Start of ENTRIES PROVIDED

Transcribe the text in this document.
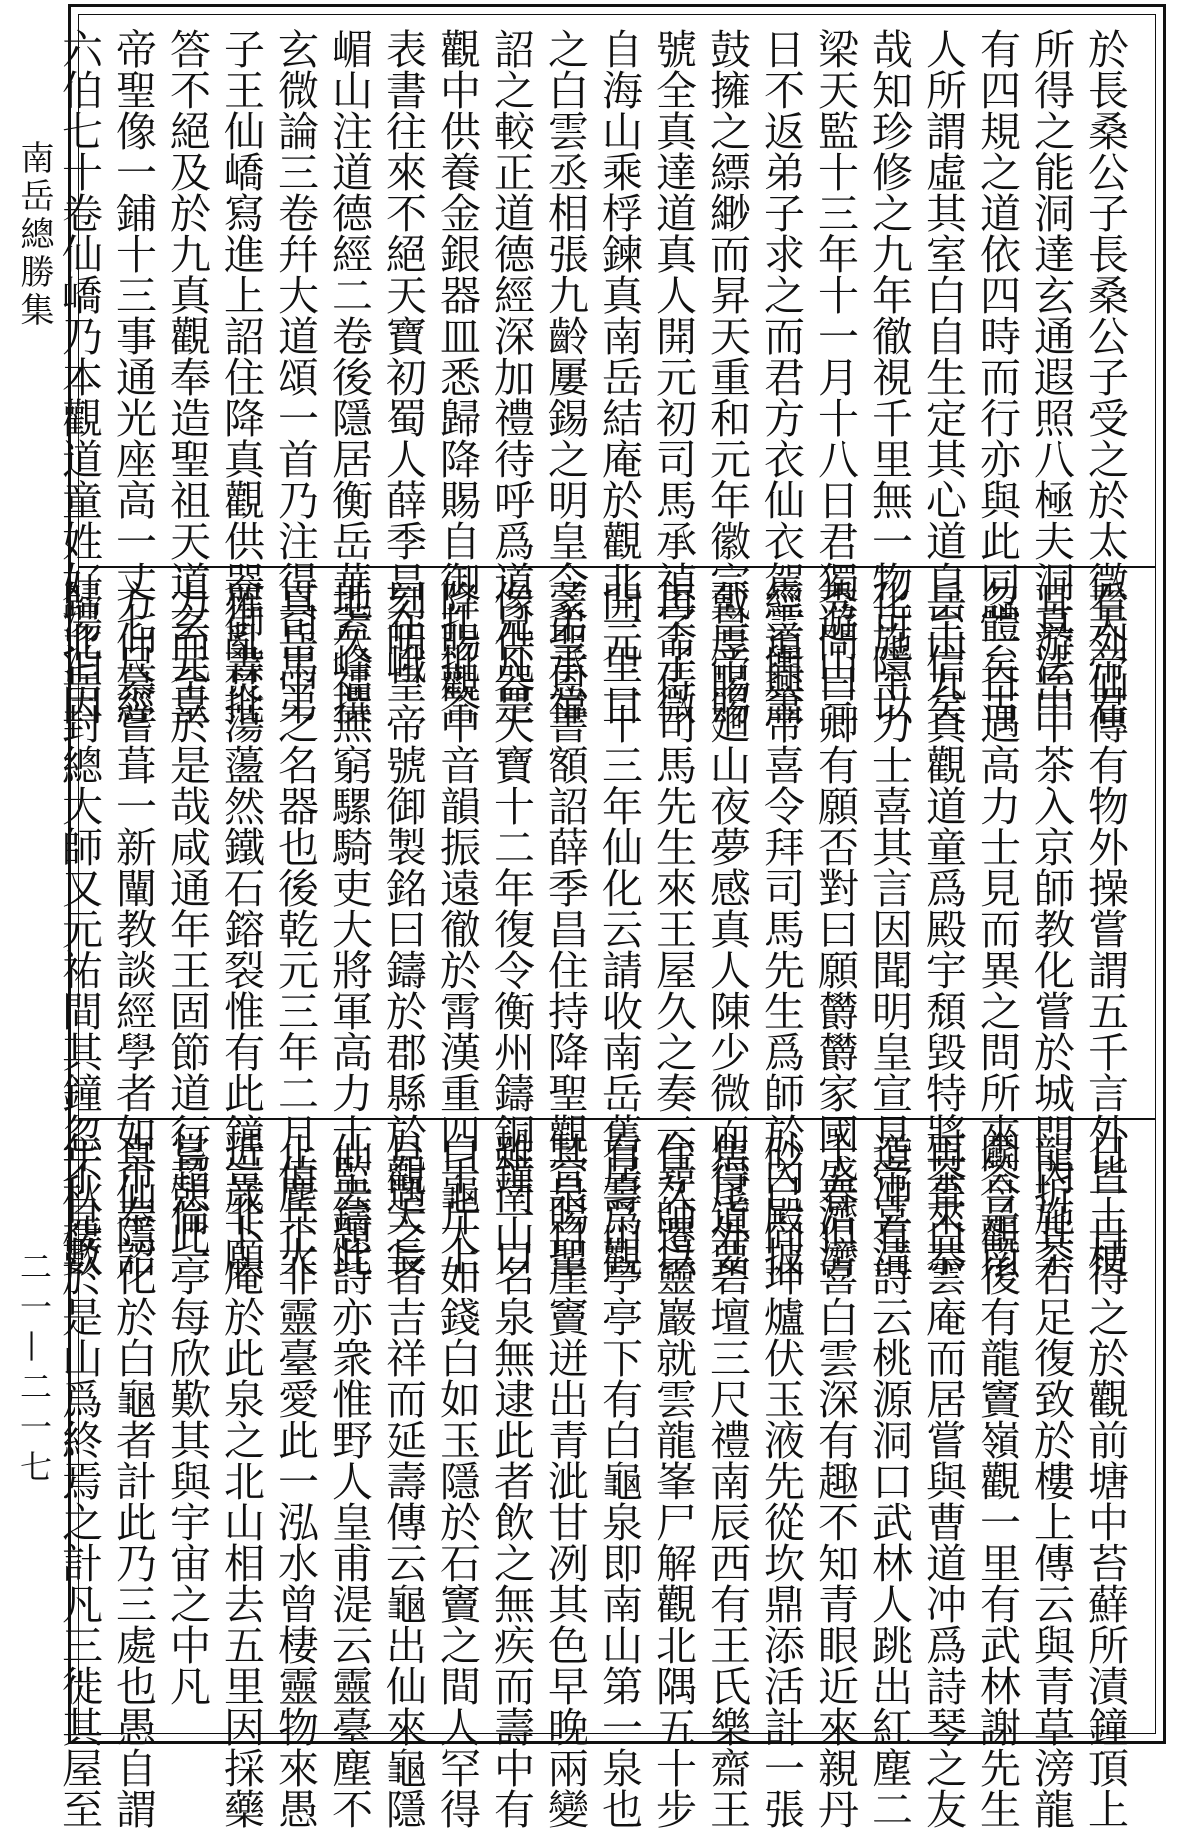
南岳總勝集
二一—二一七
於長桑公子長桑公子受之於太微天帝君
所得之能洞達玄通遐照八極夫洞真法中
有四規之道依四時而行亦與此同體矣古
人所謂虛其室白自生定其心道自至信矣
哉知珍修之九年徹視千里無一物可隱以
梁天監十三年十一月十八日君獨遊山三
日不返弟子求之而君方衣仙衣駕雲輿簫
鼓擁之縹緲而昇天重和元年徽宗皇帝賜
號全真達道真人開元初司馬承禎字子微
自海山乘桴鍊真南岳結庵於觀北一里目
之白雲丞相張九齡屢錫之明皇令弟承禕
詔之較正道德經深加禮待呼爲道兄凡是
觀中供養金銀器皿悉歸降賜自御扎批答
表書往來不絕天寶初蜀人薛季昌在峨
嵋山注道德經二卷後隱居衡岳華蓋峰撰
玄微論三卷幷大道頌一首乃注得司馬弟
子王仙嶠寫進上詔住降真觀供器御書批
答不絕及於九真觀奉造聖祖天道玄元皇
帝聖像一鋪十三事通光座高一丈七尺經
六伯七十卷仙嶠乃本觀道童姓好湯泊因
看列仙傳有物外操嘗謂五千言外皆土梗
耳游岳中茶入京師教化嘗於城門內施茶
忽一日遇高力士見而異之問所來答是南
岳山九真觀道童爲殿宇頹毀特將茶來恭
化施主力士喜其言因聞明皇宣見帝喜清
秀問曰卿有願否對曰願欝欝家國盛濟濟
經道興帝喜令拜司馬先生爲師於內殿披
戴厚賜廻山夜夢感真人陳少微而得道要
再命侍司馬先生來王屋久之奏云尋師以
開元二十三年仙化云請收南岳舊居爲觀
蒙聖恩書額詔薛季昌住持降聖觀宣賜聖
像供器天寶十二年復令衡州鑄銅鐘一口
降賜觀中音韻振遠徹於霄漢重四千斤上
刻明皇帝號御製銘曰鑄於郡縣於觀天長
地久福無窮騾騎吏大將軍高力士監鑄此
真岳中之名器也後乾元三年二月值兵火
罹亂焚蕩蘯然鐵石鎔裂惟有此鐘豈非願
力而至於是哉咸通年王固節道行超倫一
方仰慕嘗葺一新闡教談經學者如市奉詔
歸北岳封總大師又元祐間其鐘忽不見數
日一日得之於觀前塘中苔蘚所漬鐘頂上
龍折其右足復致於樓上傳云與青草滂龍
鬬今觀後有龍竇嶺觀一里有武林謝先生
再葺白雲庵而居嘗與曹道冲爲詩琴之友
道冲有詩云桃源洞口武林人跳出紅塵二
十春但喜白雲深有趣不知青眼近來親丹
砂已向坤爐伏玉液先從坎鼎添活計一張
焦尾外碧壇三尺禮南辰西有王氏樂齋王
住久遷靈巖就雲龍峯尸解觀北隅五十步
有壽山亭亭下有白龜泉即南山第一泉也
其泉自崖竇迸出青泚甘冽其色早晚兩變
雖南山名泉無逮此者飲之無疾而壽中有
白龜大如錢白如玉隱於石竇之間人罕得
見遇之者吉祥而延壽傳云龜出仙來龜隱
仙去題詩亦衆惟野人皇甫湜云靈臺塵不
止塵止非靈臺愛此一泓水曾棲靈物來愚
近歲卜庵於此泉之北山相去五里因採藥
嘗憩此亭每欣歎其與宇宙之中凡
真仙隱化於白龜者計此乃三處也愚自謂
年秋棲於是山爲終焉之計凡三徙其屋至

End of ENTRIES PROVIDED
Start of ENTRIES PROVIDED

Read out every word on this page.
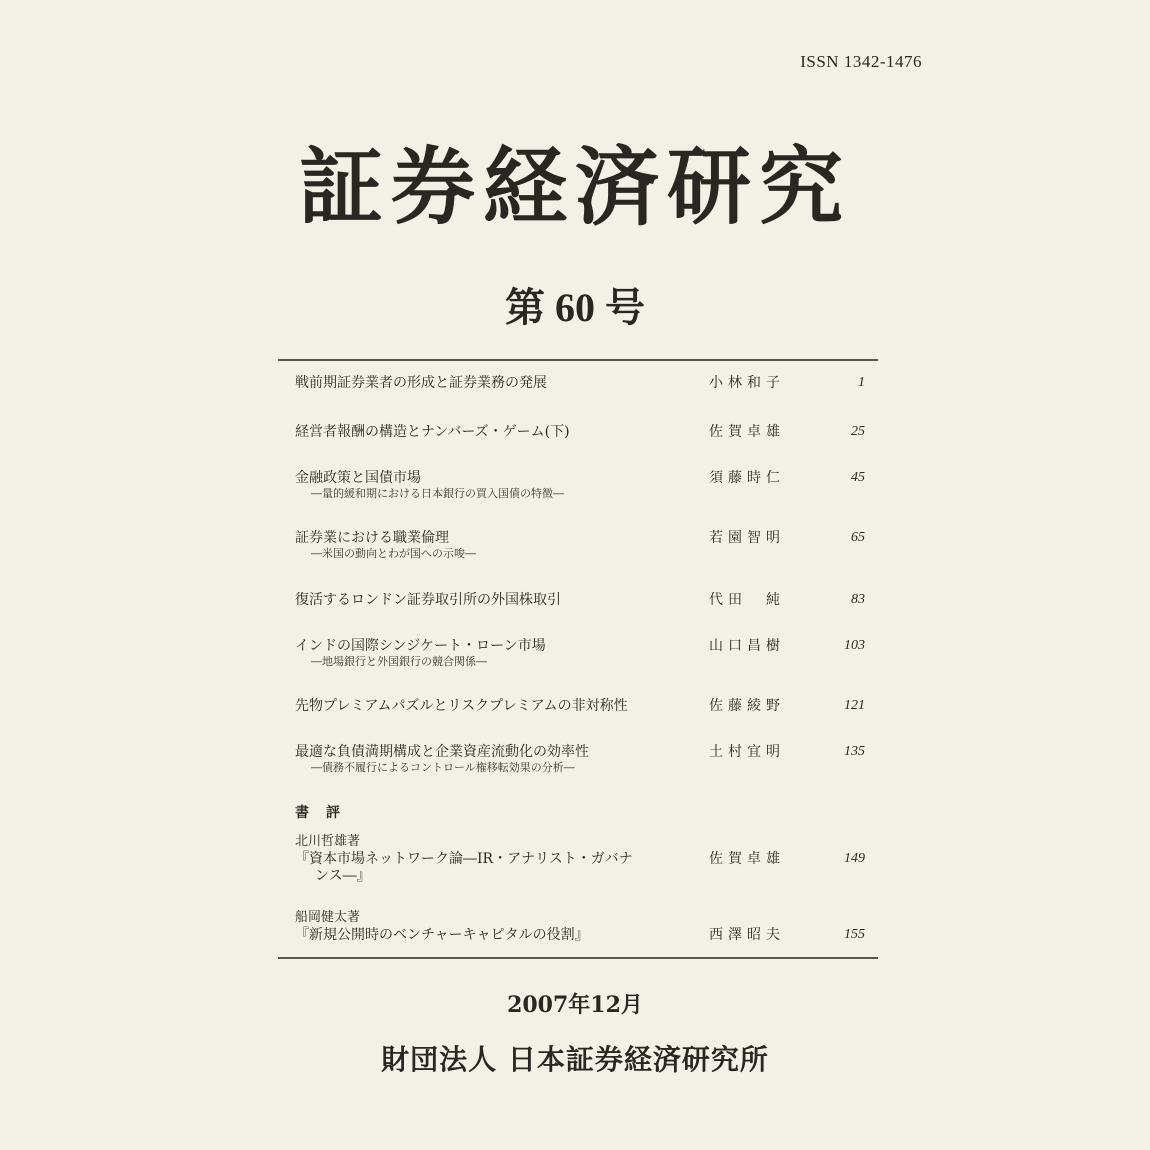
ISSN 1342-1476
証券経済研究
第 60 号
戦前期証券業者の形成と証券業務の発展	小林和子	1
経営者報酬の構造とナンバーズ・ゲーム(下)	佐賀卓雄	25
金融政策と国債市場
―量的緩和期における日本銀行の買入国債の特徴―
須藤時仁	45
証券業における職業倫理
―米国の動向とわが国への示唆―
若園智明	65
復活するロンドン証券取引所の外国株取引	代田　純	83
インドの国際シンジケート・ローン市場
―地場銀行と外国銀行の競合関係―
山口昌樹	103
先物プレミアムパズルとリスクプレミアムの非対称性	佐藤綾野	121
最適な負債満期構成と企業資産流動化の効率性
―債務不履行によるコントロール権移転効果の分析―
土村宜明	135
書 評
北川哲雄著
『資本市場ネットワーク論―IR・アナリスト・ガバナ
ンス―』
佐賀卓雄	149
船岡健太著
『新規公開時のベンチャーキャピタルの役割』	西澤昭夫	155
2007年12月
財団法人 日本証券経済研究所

End of ENTRIES PROVIDED

GIVEN PROBLEM: Give nothing but the number of lines containing the string "佐賀卓雄".

OUTPUT BELOW: 2